— START Supplied material —
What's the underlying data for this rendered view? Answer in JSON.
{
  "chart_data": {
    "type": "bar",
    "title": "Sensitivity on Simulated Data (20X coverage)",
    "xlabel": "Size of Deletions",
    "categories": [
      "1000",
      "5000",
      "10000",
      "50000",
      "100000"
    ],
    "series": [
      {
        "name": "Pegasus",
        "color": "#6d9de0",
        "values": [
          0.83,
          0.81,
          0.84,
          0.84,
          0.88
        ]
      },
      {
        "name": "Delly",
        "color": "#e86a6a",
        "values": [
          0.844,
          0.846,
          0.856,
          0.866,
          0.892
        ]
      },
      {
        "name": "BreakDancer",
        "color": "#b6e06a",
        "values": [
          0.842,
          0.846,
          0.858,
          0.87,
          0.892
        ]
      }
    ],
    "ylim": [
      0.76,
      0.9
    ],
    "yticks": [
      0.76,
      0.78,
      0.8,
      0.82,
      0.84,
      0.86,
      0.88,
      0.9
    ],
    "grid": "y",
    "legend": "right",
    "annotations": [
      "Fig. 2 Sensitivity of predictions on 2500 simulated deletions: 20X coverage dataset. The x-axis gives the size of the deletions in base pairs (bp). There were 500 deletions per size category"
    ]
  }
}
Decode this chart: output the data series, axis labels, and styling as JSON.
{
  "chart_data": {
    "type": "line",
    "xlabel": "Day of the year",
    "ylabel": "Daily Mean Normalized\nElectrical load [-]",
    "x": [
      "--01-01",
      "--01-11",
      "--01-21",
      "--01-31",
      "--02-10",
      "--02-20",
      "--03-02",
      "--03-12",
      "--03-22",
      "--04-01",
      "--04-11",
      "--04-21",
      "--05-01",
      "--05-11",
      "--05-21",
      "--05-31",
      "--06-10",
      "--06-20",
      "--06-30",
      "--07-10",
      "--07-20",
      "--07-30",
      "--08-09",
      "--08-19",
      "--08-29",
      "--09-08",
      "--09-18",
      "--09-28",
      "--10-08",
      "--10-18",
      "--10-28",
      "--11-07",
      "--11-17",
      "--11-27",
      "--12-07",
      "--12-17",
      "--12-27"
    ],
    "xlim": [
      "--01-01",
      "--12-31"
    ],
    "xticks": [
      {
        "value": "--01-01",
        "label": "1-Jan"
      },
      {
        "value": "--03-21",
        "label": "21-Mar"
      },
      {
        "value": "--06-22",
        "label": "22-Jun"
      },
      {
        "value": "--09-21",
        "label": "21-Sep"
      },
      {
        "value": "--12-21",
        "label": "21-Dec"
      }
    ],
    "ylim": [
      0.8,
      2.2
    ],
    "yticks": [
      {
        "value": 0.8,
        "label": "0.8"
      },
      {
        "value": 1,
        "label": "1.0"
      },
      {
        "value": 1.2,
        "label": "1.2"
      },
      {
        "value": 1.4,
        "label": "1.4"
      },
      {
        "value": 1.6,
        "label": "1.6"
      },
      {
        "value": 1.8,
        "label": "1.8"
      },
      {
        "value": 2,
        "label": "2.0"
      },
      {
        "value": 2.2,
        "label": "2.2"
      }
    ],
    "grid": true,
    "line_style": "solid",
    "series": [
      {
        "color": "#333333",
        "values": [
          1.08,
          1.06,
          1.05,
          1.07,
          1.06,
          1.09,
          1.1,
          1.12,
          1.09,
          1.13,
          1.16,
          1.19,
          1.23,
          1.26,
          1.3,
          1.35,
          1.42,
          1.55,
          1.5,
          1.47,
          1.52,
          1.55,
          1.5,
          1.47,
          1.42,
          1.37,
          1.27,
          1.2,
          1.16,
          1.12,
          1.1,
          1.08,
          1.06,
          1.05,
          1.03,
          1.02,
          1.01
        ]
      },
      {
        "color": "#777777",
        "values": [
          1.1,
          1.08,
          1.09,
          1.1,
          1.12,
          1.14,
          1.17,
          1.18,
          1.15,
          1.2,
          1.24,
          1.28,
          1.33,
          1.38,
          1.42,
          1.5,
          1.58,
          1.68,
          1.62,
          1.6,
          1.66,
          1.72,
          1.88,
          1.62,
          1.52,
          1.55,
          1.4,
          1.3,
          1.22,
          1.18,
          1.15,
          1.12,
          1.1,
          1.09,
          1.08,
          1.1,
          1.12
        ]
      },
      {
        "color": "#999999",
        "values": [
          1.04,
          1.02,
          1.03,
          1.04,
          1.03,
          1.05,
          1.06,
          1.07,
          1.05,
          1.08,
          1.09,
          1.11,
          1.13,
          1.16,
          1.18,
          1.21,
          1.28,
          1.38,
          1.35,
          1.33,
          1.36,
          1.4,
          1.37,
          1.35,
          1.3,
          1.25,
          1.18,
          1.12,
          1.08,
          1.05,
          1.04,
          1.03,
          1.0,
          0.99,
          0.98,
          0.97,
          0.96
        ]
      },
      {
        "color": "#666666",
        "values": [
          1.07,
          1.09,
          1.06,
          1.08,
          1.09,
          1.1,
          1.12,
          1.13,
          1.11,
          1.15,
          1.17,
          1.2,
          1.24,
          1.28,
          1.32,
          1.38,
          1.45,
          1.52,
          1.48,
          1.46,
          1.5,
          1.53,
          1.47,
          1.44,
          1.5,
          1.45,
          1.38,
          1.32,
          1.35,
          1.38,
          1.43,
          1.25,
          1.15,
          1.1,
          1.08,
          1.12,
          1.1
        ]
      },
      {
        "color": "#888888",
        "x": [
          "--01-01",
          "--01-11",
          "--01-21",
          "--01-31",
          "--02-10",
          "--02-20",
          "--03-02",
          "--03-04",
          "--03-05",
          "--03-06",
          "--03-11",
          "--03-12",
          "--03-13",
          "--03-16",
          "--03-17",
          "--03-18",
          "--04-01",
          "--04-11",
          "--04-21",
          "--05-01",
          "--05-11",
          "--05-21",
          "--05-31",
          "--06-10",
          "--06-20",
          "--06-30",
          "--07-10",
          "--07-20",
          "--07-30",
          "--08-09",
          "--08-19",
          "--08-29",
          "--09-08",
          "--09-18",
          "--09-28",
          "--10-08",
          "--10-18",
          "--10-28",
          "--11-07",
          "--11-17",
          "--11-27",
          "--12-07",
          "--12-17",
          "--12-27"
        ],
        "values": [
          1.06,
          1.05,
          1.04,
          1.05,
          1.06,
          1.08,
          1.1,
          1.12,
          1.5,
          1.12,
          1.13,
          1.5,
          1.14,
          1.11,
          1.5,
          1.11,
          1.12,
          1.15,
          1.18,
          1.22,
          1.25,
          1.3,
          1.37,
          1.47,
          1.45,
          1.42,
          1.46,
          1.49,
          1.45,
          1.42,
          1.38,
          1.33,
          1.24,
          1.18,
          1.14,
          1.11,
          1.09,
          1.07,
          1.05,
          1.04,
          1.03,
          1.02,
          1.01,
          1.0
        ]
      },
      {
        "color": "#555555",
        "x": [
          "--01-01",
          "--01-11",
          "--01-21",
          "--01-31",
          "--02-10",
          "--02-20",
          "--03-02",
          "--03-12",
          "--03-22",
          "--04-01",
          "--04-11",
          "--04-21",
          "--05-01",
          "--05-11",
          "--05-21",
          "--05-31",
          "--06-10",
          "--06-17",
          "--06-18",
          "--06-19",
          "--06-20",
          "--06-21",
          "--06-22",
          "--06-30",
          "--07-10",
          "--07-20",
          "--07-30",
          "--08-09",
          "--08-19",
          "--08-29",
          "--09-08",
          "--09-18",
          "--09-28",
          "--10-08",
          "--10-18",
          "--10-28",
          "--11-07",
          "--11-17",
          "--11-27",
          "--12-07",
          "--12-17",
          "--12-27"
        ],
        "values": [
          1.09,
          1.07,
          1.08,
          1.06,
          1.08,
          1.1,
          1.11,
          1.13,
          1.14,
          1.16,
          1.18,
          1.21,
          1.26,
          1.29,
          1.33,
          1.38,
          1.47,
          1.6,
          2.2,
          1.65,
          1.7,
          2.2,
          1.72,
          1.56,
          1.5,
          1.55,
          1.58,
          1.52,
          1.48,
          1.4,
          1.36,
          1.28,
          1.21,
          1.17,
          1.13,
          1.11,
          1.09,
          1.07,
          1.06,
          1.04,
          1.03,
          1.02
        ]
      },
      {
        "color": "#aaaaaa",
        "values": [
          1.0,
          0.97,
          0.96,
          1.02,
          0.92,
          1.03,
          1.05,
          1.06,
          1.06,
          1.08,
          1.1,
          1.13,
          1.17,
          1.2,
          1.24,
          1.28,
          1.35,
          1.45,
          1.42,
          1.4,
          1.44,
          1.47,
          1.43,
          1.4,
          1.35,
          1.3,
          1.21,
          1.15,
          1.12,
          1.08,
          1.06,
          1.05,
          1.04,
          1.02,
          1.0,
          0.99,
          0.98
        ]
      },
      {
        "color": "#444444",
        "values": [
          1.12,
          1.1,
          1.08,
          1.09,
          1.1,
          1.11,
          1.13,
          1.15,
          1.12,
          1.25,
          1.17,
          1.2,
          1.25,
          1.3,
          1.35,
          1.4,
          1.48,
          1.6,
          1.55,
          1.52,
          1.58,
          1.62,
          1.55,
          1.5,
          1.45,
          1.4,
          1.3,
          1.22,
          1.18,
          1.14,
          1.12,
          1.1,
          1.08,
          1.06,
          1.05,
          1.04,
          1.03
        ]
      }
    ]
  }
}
— END Supplied material —
Work to be completed: List the lines of the entries that include "name".

Complete output:
        "name": "Pegasus",
        "name": "Delly",
        "name": "BreakDancer",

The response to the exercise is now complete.